Given text:
╔══
It was alleged by the Soviets on multiple occasions that American CIA agents were helping smuggle opium out of Afghanistan, either into the West, in order to raise money for the Afghan resistance or into the Soviet Union in order to weaken it through drug addiction. According to Alfred McCoy, the CIA supported various Afghan drug lords, for instance Gulbuddin Hekmatyar.

After the September 11, 2001 attacks, a combination of U.S. CIA and military forces (US and allied powers), in support of the Northern Alliance, quickly regained control of Afghanistan from the Taliban, leaving the country "in economic ruin and political chaos. In December 2001, a number of prominent Afghans met in Bonn, Germany, under United Nations (UN) auspices to develop a plan to reestablish the State of Afghanistan, including provisions for a new constitution and national elections. As part of that agreement, the United Kingdom (UK) was designated the lead country in addressing counter-narcotics issues in Afghanistan. Afghanistan subsequently implemented its new constitution and held national elections. On December 7, 2004, Hamid Karzai was formally sworn in as president of a democratic Afghanistan."
╚══
Exercise goal: Name every person the Afghanistan passage mentions by name. The material that comes next is separate from the Afghanistan passage.

Information supplied:
╔══
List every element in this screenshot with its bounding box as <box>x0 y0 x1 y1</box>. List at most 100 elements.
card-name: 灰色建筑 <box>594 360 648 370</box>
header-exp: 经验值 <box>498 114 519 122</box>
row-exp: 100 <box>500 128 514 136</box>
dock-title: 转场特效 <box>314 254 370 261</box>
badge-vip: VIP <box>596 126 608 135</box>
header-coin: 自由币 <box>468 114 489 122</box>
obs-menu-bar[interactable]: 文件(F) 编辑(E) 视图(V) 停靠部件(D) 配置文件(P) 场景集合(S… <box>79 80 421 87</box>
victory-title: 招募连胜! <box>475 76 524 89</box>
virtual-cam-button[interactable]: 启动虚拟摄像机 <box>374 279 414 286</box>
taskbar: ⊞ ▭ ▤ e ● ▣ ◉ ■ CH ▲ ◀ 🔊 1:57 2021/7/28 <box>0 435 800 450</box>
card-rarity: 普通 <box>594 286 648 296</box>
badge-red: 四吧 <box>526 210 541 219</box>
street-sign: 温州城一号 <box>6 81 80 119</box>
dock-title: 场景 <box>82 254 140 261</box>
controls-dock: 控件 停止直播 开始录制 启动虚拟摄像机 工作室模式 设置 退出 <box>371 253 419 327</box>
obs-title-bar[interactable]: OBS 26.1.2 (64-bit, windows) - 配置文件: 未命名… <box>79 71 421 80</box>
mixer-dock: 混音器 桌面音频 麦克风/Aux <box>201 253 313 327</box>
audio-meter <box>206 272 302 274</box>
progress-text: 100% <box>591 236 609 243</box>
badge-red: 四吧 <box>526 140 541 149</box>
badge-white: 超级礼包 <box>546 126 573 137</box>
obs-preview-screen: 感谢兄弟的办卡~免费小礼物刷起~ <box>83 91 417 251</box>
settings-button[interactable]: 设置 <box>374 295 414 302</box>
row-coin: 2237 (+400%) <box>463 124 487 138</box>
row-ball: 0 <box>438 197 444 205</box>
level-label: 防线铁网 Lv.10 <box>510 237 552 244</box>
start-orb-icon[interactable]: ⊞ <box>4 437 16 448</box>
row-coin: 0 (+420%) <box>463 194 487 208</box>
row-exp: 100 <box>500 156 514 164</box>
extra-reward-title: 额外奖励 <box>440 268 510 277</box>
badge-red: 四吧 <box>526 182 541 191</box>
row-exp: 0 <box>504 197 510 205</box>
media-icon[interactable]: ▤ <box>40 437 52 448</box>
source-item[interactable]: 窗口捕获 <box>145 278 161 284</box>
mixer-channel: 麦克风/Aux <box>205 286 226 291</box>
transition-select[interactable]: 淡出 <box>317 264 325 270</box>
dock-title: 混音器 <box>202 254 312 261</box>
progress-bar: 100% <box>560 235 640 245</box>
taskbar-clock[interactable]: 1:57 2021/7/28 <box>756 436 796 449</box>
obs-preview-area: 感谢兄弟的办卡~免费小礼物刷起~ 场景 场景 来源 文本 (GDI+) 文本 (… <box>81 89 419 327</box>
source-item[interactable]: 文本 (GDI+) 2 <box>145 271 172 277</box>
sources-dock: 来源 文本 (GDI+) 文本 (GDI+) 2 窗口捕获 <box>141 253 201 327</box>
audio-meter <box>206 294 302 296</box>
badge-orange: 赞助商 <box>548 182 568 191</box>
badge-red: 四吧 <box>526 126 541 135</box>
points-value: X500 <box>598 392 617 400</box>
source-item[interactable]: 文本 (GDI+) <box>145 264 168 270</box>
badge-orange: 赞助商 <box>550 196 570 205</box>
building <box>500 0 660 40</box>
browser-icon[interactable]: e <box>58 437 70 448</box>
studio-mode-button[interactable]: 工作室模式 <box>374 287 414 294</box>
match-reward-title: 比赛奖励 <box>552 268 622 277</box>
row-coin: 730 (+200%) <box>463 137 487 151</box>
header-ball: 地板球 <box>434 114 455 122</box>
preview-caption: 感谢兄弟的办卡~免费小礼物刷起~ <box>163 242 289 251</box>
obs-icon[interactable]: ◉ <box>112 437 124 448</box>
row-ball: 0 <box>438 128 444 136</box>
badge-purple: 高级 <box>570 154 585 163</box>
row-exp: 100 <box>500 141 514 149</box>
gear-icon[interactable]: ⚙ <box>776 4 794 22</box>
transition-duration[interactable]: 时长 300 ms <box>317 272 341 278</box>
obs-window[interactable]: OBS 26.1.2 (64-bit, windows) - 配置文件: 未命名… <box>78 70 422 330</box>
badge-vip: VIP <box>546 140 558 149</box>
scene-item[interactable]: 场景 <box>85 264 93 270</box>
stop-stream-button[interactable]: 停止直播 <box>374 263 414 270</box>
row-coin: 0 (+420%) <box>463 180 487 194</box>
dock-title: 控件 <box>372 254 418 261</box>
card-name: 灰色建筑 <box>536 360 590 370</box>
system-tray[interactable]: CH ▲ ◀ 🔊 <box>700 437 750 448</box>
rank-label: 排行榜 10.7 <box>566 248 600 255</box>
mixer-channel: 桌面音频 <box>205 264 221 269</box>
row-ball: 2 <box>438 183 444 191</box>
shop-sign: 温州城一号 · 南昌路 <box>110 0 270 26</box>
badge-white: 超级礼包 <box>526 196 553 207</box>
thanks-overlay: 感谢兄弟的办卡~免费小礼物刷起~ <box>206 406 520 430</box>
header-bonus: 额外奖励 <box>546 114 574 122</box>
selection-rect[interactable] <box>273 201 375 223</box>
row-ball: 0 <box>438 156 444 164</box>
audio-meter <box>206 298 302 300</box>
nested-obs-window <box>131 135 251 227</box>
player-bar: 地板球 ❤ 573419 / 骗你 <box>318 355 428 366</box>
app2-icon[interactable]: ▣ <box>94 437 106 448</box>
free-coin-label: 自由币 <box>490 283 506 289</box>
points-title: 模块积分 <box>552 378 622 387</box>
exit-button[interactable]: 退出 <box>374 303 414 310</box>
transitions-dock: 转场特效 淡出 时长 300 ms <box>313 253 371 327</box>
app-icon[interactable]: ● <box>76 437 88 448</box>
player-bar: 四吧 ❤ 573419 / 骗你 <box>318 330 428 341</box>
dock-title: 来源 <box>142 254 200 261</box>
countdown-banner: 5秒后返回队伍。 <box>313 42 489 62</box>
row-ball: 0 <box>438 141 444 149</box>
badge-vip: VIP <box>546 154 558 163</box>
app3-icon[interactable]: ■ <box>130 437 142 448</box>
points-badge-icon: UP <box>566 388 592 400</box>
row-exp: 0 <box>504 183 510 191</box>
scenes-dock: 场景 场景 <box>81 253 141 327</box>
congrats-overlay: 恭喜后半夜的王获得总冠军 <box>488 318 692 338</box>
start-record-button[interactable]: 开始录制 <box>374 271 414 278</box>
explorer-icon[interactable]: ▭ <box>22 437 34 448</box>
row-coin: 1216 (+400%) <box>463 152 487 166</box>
╚══
Expected output: Alfred McCoy, Gulbuddin Hekmatyar, Hamid Karzai